◆ DOCUMENT ◆
....

Pas faux … mais pas tout à fait exact non plus.
 

Ceintures et bretelles

Un contrôle de la CRC de la Réunion salue en effet une organisation de la commande publique, mise en place par la commune de Saint-André, « fonctionnelle et efficiente au stade de la passation des marchés publics ». Mais « pour le reste », c’est-à-dire l’efficience, c’est un carton rouge : la sécurisation au maximum alourdit les marges de manœuvre de la commune (lire "Choix de la procédure de passation : le mieux est l’ennemi du bien").
A l’opposé de l’acheteur qui opte pour le "ceinture et bretelles", certains prennent l’affaire commande publique avec, disons,… "optimisme".
 

Optimisme à tout crin

Optimisme qui commence par la mauvaise définition de ses besoins. Avec pour excuse (ou effet secondaire) la renégociation du contrat... si jamais cela tourne mal. Mais la renégociation n’est pas toujours bien vue. Elle révèle aussi une certaine légèreté ; l'envisager en tant que solution par principe , une sorte de filet de secours, constitue une forme d’insouciance de l’acheteur, qui ne verrait pas anguille sous roche. Alors que les prestataires pourront y voir, eux, une opportunité.

....

◆ JEU D'ENREGISTREMENTS ◆

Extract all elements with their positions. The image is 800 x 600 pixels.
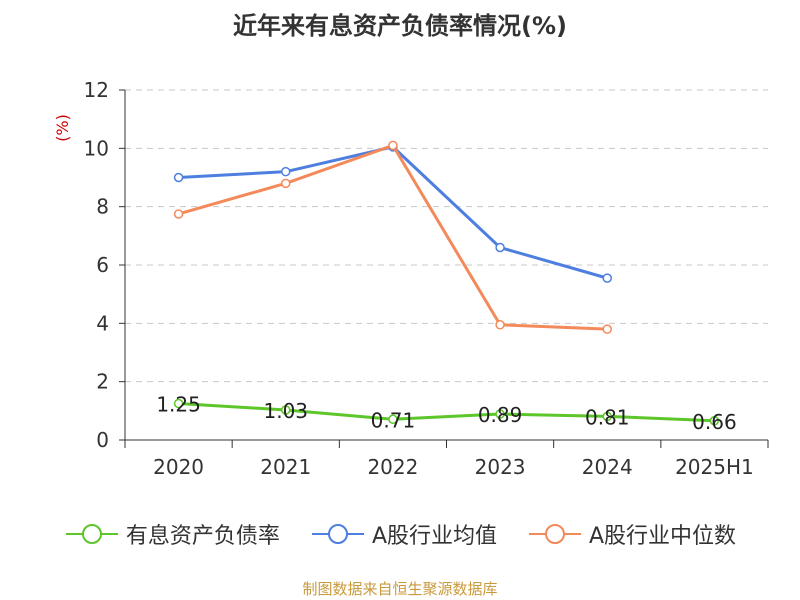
line-chart: 0 2 4 6 8 10 12 2020 2021 2022 2023 2024 2025H1 (%) 1.… — [53, 78, 769, 479]
data-point — [388, 414, 398, 425]
data-point — [495, 242, 505, 253]
y-tick-label: 2 — [96, 370, 109, 394]
data-label: 0.66 — [692, 410, 737, 434]
series-line — [178, 402, 715, 423]
legend-label: A股行业中位数 — [589, 524, 737, 549]
x-tick-label: 2023 — [475, 455, 526, 479]
data-point — [495, 320, 505, 330]
data-source-note: 制图数据来自恒生聚源数据库 — [302, 580, 498, 598]
x-tick-label: 2021 — [260, 455, 311, 479]
legend-item-industry-mean[interactable]: A股行业均值 — [310, 518, 497, 550]
data-label: 0.71 — [371, 408, 416, 432]
data-label: 1.25 — [156, 393, 201, 417]
data-point — [173, 398, 184, 409]
data-point — [602, 324, 612, 334]
data-point — [173, 172, 184, 183]
y-tick-label: 12 — [84, 78, 109, 102]
data-point — [495, 409, 505, 419]
data-point — [388, 140, 398, 151]
data-label: 1.03 — [263, 399, 308, 423]
legend-marker-icon — [529, 524, 581, 544]
legend-marker-icon — [65, 524, 118, 544]
chart-title: 近年来有息资产负债率情况(%) — [233, 12, 567, 40]
data-point — [281, 166, 291, 177]
y-tick-label: 4 — [96, 311, 109, 335]
y-tick-label: 6 — [96, 253, 109, 277]
data-point — [281, 405, 291, 415]
data-point — [173, 209, 184, 219]
x-tick-label: 2025H1 — [675, 455, 754, 479]
y-tick-label: 0 — [96, 428, 109, 452]
legend-label: 有息资产负债率 — [125, 524, 280, 549]
data-point — [602, 411, 612, 422]
legend-item-industry-median[interactable]: A股行业中位数 — [527, 518, 736, 550]
data-point — [281, 178, 291, 189]
legend-item-interest-debt-ratio[interactable]: 有息资产负债率 — [64, 518, 280, 550]
legend-label: A股行业均值 — [371, 524, 497, 549]
x-tick-label: 2020 — [153, 455, 204, 479]
data-point — [709, 416, 720, 426]
data-label: 0.81 — [585, 405, 630, 429]
y-tick-label: 8 — [96, 195, 109, 219]
data-point — [602, 273, 612, 283]
legend: 有息资产负债率 A股行业均值 A股行业中位数 — [0, 518, 800, 550]
x-tick-label: 2022 — [367, 455, 418, 479]
y-tick-label: 10 — [84, 136, 109, 160]
x-tick-label: 2024 — [582, 455, 633, 479]
y-axis-unit-label: (%) — [53, 114, 72, 142]
legend-marker-icon — [311, 524, 364, 544]
series-line — [178, 145, 608, 280]
data-label: 0.89 — [478, 403, 523, 427]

....

◆ CONSIGNE DONNÉE 1 ◆
D'après l'extrait sur la commande publique, quelle commune a fait l'objet du contrôle de la CRC de la Réunion ?
◆ CONSIGNE DONNÉE 2 ◆
Poursuivez l'extrait sur la commande publique à la suite de sa dernière phrase.

◆ RÉPONSE ATTENDUE 1 ◆
La commune de Saint-André.

◆ RÉPONSE ATTENDUE 2 ◆
Selon certains économistes, ces adaptations au contrat démontrent peut-être une bonne relation contractuelle ; mais pour d’autres, elles facilitent l’opportunisme du cocontractant pour « accroître sa marge au détriment de la puissance publique » (lire "La renégociation des contrats publics fait débat").

L’optimiste se satisfait aussi, par exemple, de recevoir les rapports annuels de son délégataire de service public. Mais ne les lit pas ; ou trop tard (lire "Obligation de remettre les rapports annuels des DSP, mais aussi de les examiner, dans les délais").

L’optimiste fait confiance par principe aux candidats à un marché public. Il considère que, puisqu’ils sont candidats, ils sont en mesure d’assurer les prestations. Comme le note Me Nicolas Lafay dans sa chronique mensuelle, l’attention de l’acheteur public sur les marchés doit toujours se porter bien avant la procédure en elle-même, en vérifiant les capacités de son éventuel prestataire : « Attention donc à ne pas passer trop vite sur le stade de la candidature et à bien vérifier que le dossier de candidature de l’attributaire pressenti contient bien les justifications de ses capacités techniques, financières et professionnelles » (lire " Examen des capacités négligé : marchés en péril").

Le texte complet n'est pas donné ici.